DESCRIPTION OF THE TASK:
Say the number of lines containing the string "label", and say nothing else.

ENTRIES PROVIDED:
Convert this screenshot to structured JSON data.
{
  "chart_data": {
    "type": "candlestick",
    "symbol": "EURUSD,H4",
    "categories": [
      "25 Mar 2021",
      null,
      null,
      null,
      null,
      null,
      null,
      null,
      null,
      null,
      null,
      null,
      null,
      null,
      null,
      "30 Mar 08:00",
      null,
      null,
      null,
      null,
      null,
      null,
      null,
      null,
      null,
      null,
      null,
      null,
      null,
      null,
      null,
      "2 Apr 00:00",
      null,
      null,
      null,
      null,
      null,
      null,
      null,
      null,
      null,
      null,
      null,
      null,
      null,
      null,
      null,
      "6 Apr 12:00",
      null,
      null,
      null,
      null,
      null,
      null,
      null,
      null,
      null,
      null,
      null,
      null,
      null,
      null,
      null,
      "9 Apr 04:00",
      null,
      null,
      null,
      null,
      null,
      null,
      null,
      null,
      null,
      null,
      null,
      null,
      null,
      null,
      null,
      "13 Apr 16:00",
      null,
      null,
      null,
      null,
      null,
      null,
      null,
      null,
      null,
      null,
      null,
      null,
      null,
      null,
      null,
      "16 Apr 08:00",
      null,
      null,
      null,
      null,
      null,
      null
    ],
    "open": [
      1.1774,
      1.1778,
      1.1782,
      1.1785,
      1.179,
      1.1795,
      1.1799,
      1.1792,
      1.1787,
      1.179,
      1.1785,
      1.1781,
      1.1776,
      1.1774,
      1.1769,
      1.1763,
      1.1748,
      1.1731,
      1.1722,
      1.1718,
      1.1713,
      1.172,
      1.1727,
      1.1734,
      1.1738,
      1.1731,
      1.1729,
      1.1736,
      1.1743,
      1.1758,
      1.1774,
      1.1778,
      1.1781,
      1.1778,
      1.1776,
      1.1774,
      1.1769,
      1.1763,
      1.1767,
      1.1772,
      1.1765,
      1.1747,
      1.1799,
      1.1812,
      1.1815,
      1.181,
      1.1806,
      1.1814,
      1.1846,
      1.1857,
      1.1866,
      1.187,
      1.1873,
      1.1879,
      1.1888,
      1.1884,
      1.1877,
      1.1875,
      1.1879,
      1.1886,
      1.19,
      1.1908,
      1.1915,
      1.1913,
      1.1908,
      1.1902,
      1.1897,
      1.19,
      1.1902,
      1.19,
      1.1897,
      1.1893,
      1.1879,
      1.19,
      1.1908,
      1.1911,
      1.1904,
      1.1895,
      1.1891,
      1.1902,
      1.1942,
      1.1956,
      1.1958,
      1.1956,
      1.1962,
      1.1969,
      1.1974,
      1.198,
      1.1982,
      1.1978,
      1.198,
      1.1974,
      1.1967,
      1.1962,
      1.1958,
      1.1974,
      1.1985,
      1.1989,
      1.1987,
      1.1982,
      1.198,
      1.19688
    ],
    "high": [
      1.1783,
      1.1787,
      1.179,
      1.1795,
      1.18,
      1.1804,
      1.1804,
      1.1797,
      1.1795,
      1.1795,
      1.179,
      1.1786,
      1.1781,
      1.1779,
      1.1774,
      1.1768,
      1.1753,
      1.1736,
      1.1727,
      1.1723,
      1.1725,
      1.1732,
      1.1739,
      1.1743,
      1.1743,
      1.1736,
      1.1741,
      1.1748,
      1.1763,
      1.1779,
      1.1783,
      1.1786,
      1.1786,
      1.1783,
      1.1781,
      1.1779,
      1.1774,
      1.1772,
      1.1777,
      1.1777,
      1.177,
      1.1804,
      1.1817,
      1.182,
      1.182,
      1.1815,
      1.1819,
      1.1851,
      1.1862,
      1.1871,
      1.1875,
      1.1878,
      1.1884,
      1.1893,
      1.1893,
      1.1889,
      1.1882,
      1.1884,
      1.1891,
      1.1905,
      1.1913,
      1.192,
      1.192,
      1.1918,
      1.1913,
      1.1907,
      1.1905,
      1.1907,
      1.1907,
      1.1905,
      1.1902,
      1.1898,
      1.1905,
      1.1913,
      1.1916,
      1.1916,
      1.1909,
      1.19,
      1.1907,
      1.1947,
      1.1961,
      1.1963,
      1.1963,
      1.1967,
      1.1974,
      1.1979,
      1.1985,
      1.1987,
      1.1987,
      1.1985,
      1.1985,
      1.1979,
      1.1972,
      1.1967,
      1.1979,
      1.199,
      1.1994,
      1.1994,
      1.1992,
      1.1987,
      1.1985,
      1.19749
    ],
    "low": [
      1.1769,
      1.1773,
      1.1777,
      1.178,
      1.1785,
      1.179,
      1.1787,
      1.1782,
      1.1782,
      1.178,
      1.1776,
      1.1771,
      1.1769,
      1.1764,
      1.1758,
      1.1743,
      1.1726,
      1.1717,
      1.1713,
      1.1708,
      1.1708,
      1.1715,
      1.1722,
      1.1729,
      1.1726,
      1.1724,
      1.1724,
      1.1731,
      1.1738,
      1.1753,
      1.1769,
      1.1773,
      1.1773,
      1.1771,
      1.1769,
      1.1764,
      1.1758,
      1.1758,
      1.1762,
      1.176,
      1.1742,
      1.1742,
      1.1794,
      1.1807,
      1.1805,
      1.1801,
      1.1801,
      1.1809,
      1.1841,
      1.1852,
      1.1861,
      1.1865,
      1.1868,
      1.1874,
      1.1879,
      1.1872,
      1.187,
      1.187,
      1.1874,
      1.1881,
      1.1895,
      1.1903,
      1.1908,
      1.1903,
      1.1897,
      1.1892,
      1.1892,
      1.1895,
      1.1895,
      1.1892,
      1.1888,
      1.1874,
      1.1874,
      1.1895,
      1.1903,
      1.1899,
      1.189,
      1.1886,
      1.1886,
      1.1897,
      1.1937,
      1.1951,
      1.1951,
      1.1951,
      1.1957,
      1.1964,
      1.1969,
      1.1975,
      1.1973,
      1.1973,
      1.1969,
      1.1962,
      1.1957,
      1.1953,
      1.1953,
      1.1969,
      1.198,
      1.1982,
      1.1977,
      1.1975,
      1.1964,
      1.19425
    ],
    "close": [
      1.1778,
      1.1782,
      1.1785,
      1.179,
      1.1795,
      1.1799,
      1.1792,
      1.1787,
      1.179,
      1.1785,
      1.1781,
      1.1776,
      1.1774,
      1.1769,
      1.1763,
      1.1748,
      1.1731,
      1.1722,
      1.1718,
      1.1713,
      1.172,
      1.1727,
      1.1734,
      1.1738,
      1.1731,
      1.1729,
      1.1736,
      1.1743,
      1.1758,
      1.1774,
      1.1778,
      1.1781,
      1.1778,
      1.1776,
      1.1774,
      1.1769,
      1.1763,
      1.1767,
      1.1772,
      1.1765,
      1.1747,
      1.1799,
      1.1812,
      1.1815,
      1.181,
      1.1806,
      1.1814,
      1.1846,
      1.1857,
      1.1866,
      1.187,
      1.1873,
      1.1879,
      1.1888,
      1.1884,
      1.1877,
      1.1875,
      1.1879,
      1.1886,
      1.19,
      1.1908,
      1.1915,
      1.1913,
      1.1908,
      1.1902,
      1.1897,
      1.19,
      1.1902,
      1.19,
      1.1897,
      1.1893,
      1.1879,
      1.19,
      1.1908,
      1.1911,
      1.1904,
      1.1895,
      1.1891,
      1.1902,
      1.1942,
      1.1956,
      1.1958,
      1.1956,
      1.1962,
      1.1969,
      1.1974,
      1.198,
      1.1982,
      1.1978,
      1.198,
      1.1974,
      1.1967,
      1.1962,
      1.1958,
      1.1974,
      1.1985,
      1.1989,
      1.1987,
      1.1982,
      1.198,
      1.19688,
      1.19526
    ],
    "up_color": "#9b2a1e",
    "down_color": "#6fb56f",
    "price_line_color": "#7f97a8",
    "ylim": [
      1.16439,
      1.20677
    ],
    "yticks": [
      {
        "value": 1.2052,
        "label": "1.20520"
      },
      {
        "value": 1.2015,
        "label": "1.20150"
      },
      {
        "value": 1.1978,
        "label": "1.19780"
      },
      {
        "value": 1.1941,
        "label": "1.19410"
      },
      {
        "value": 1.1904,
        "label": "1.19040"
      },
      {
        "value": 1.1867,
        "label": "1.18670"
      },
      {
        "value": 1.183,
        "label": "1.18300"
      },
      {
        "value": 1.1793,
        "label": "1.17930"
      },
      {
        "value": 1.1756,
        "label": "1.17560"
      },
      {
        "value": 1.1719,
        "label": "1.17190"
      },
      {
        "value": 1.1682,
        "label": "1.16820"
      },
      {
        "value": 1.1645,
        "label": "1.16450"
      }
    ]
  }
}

SOLUTION FOR THIS PROBLEM:
12